Dataset records:
-- BEGIN --

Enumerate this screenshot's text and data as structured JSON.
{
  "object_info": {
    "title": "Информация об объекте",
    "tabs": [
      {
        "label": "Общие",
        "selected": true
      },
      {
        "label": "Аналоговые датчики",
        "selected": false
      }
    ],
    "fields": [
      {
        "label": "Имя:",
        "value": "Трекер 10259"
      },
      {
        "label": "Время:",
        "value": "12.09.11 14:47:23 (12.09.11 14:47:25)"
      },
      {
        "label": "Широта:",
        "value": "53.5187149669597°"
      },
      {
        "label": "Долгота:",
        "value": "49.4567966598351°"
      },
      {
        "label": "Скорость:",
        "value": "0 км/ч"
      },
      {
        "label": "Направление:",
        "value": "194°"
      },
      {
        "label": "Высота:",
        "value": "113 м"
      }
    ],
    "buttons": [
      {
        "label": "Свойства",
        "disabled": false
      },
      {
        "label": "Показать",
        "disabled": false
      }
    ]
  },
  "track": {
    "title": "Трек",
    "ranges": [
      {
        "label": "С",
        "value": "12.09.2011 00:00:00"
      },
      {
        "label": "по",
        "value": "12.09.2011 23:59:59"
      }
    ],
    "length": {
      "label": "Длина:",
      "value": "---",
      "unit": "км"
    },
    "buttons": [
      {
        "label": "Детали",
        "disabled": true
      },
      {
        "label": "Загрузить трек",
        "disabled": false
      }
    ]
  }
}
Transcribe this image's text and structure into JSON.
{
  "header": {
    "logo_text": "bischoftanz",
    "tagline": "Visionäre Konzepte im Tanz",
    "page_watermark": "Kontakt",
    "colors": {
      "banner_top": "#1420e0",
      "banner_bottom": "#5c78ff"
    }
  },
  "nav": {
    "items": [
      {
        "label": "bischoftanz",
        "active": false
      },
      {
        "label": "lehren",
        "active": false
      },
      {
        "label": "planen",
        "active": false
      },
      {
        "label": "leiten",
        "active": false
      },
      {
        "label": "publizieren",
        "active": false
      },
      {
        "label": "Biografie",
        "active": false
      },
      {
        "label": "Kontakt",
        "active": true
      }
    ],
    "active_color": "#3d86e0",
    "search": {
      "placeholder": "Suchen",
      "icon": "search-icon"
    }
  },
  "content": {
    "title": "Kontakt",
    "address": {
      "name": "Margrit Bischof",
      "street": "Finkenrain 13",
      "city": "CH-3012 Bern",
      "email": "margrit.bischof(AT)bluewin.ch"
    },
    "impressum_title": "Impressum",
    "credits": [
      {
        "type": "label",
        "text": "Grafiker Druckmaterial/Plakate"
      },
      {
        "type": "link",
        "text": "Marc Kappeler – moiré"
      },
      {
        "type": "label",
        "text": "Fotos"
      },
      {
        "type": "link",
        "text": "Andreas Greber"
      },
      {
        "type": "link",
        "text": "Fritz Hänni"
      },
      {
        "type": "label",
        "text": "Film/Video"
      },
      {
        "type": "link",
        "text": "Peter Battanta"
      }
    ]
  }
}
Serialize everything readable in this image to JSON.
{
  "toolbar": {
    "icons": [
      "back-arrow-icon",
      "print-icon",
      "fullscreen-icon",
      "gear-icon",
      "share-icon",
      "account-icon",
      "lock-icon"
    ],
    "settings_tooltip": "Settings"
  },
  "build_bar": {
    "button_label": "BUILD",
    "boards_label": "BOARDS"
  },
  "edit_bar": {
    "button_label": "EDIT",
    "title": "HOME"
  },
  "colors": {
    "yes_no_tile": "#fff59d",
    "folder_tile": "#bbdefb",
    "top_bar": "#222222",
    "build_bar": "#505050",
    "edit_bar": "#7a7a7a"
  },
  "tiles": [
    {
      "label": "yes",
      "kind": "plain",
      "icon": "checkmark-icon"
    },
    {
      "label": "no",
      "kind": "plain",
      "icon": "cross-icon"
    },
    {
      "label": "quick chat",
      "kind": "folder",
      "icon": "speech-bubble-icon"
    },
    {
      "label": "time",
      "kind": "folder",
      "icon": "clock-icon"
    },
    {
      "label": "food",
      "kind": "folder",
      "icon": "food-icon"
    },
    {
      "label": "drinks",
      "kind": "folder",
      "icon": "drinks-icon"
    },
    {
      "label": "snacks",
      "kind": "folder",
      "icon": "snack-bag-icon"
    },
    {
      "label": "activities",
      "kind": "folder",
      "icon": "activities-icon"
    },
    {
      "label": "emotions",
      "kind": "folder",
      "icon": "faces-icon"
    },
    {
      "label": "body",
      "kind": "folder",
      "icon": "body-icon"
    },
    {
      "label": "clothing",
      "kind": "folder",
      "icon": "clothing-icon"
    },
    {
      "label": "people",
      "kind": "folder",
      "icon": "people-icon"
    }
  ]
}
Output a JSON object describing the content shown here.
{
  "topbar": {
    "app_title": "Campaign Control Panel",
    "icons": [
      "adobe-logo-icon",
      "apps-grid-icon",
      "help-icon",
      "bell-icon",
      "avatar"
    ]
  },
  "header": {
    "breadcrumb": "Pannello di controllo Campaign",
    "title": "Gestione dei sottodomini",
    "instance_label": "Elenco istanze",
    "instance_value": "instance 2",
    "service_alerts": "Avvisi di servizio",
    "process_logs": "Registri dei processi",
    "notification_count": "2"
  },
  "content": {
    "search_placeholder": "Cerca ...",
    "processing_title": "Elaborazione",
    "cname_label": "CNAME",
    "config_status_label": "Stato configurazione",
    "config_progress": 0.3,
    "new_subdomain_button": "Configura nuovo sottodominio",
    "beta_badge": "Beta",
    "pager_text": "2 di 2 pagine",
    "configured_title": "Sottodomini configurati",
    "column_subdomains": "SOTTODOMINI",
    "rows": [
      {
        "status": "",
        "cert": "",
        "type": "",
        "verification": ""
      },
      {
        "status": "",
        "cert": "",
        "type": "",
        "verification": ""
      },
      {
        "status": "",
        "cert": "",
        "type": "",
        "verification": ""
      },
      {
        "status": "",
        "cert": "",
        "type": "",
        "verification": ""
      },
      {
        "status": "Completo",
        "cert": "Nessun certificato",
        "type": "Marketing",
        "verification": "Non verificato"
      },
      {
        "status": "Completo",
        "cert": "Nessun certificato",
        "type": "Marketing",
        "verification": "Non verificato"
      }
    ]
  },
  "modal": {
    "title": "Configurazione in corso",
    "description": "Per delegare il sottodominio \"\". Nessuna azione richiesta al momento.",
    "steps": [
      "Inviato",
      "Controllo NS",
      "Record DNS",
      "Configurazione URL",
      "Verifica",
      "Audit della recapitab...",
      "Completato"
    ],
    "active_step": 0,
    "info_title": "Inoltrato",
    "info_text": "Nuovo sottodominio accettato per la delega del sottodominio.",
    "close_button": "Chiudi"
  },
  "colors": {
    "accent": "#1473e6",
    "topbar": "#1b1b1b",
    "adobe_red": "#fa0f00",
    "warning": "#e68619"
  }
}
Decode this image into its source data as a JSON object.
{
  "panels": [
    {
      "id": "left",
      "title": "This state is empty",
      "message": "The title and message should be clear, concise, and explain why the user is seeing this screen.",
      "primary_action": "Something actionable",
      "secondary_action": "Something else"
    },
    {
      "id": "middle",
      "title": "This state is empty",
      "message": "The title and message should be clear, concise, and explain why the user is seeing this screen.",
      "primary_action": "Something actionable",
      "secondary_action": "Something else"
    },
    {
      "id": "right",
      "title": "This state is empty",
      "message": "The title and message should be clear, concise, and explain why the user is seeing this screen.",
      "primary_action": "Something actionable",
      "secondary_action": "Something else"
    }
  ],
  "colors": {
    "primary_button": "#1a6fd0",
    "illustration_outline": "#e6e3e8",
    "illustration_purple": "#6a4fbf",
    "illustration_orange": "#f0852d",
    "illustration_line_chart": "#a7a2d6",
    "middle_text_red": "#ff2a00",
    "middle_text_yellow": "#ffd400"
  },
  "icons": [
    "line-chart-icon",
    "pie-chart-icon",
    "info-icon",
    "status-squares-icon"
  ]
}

-- END --

Work to do >> Read the data above and pull out each line that holds the string "Campaign".

Output of the task >>
    "app_title": "Campaign Control Panel",
    "breadcrumb": "Pannello di controllo Campaign",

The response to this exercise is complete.